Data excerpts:
_ _ _ _ _ _ _

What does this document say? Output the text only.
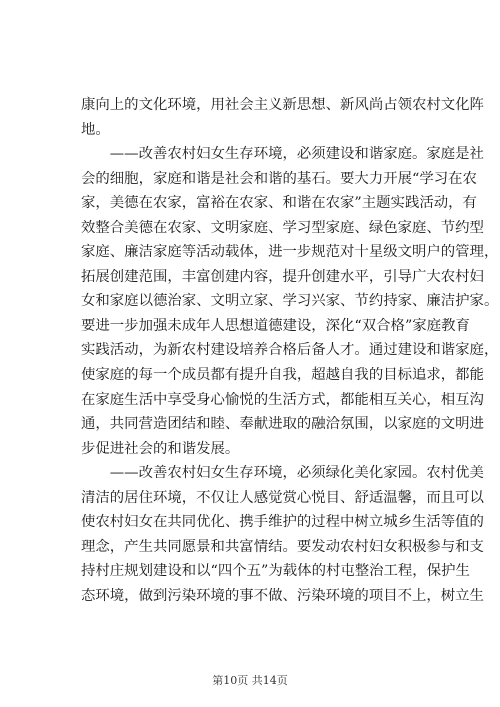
康向上的文化环境，用社会主义新思想、新风尚占领农村文化阵
地。
　　——改善农村妇女生存环境，必须建设和谐家庭。家庭是社
会的细胞，家庭和谐是社会和谐的基石。要大力开展“学习在农
家，美德在农家，富裕在农家、和谐在农家”主题实践活动，有
效整合美德在农家、文明家庭、学习型家庭、绿色家庭、节约型
家庭、廉洁家庭等活动载体，进一步规范对十星级文明户的管理，
拓展创建范围，丰富创建内容，提升创建水平，引导广大农村妇
女和家庭以德治家、文明立家、学习兴家、节约持家、廉洁护家。
要进一步加强未成年人思想道德建设，深化“双合格”家庭教育
实践活动，为新农村建设培养合格后备人才。通过建设和谐家庭，
使家庭的每一个成员都有提升自我，超越自我的目标追求，都能
在家庭生活中享受身心愉悦的生活方式，都能相互关心，相互沟
通，共同营造团结和睦、奉献进取的融洽氛围，以家庭的文明进
步促进社会的和谐发展。
　　——改善农村妇女生存环境，必须绿化美化家园。农村优美
清洁的居住环境，不仅让人感觉赏心悦目、舒适温馨，而且可以
使农村妇女在共同优化、携手维护的过程中树立城乡生活等值的
理念，产生共同愿景和共富情结。要发动农村妇女积极参与和支
持村庄规划建设和以“四个五”为载体的村屯整治工程，保护生
态环境，做到污染环境的事不做、污染环境的项目不上，树立生
第10页 共14页
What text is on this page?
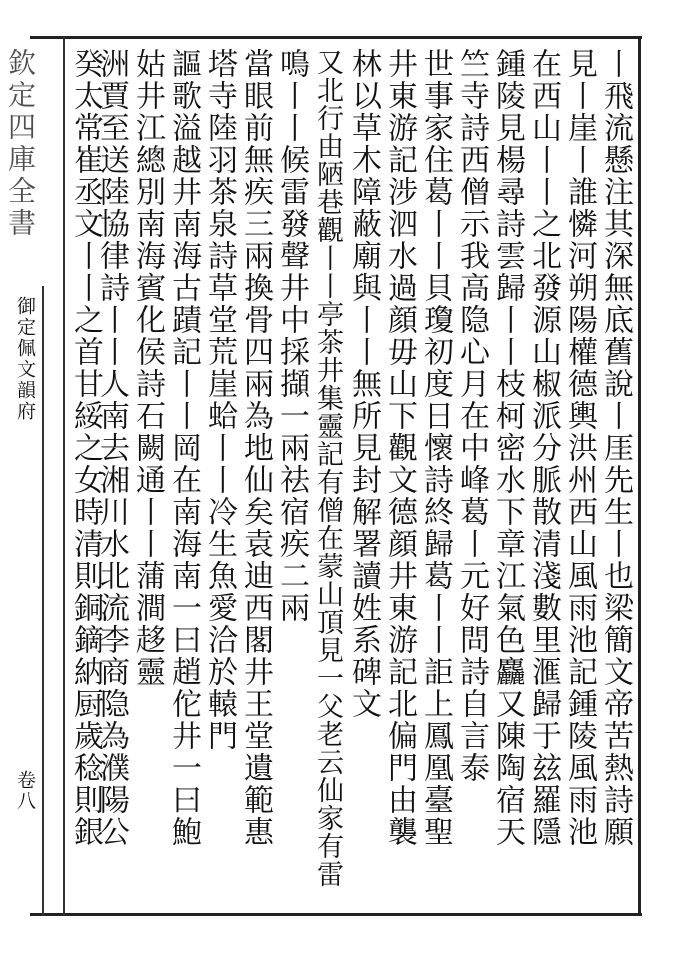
欽定四庫全書
御定佩文韻府
卷八	丨飛流懸注其深無底舊說丨厓先生丨也梁簡文帝苦熱詩願
見丨崖丨誰憐河朔陽權德輿洪州西山風雨池記鍾陵風雨池
在西山丨丨之北發源山椒派分脈散清淺數里滙歸于玆羅隱
鍾陵見楊尋詩雲歸丨丨枝柯密水下章江氣色麤又陳陶宿天
竺寺詩西僧示我高隐心月在中峰葛丨元好問詩自言泰
世事家住葛丨丨貝瓊初度日懷詩終歸葛丨丨詎上鳳凰臺聖
井東游記涉泗水過顔毋山下觀文德顔井東游記北偏門由襲
林以草木障蔽廟與丨丨無所見封解署讀姓系碑文
又北行由陋巷觀丨丨亭茶井集靈記有僧在蒙山頂見一父老云仙家有雷
鳴丨丨候雷發聲井中採擷一兩祛宿疾二兩
當眼前無疾三兩換骨四兩為地仙矣袁迪西閣井王堂遺範惠
塔寺陸羽茶泉詩草堂荒崖蛤丨丨冷生魚愛洽於轅門
謳歌溢越井南海古蹟記丨丨岡在南海南一曰趙佗井一曰鮑
姑井江總別南海賓化侯詩石闕通丨丨蒲澗趍靈
洲賈至送陸協律詩丨丨人南去湘川水北流李商隐為濮陽公
癸太常崔丞文丨丨之首甘綏之女時清則銅鏑納厨歲稔則銀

_ _ _ _ _ _ _

## The exercise
Your task is to transcribe all of the records precisely, with no images included.

## Final answer
What does this document say? Output the text only.
康向上的文化环境，用社会主义新思想、新风尚占领农村文化阵
地。
　　——改善农村妇女生存环境，必须建设和谐家庭。家庭是社
会的细胞，家庭和谐是社会和谐的基石。要大力开展“学习在农
家，美德在农家，富裕在农家、和谐在农家”主题实践活动，有
效整合美德在农家、文明家庭、学习型家庭、绿色家庭、节约型
家庭、廉洁家庭等活动载体，进一步规范对十星级文明户的管理，
拓展创建范围，丰富创建内容，提升创建水平，引导广大农村妇
女和家庭以德治家、文明立家、学习兴家、节约持家、廉洁护家。
要进一步加强未成年人思想道德建设，深化“双合格”家庭教育
实践活动，为新农村建设培养合格后备人才。通过建设和谐家庭，
使家庭的每一个成员都有提升自我，超越自我的目标追求，都能
在家庭生活中享受身心愉悦的生活方式，都能相互关心，相互沟
通，共同营造团结和睦、奉献进取的融洽氛围，以家庭的文明进
步促进社会的和谐发展。
　　——改善农村妇女生存环境，必须绿化美化家园。农村优美
清洁的居住环境，不仅让人感觉赏心悦目、舒适温馨，而且可以
使农村妇女在共同优化、携手维护的过程中树立城乡生活等值的
理念，产生共同愿景和共富情结。要发动农村妇女积极参与和支
持村庄规划建设和以“四个五”为载体的村屯整治工程，保护生
态环境，做到污染环境的事不做、污染环境的项目不上，树立生
第10页 共14页
What text is on this page?
欽定四庫全書
御定佩文韻府
卷八	丨飛流懸注其深無底舊說丨厓先生丨也梁簡文帝苦熱詩願
見丨崖丨誰憐河朔陽權德輿洪州西山風雨池記鍾陵風雨池
在西山丨丨之北發源山椒派分脈散清淺數里滙歸于玆羅隱
鍾陵見楊尋詩雲歸丨丨枝柯密水下章江氣色麤又陳陶宿天
竺寺詩西僧示我高隐心月在中峰葛丨元好問詩自言泰
世事家住葛丨丨貝瓊初度日懷詩終歸葛丨丨詎上鳳凰臺聖
井東游記涉泗水過顔毋山下觀文德顔井東游記北偏門由襲
林以草木障蔽廟與丨丨無所見封解署讀姓系碑文
又北行由陋巷觀丨丨亭茶井集靈記有僧在蒙山頂見一父老云仙家有雷
鳴丨丨候雷發聲井中採擷一兩祛宿疾二兩
當眼前無疾三兩換骨四兩為地仙矣袁迪西閣井王堂遺範惠
塔寺陸羽茶泉詩草堂荒崖蛤丨丨冷生魚愛洽於轅門
謳歌溢越井南海古蹟記丨丨岡在南海南一曰趙佗井一曰鮑
姑井江總別南海賓化侯詩石闕通丨丨蒲澗趍靈
洲賈至送陸協律詩丨丨人南去湘川水北流李商隐為濮陽公
癸太常崔丞文丨丨之首甘綏之女時清則銅鏑納厨歲稔則銀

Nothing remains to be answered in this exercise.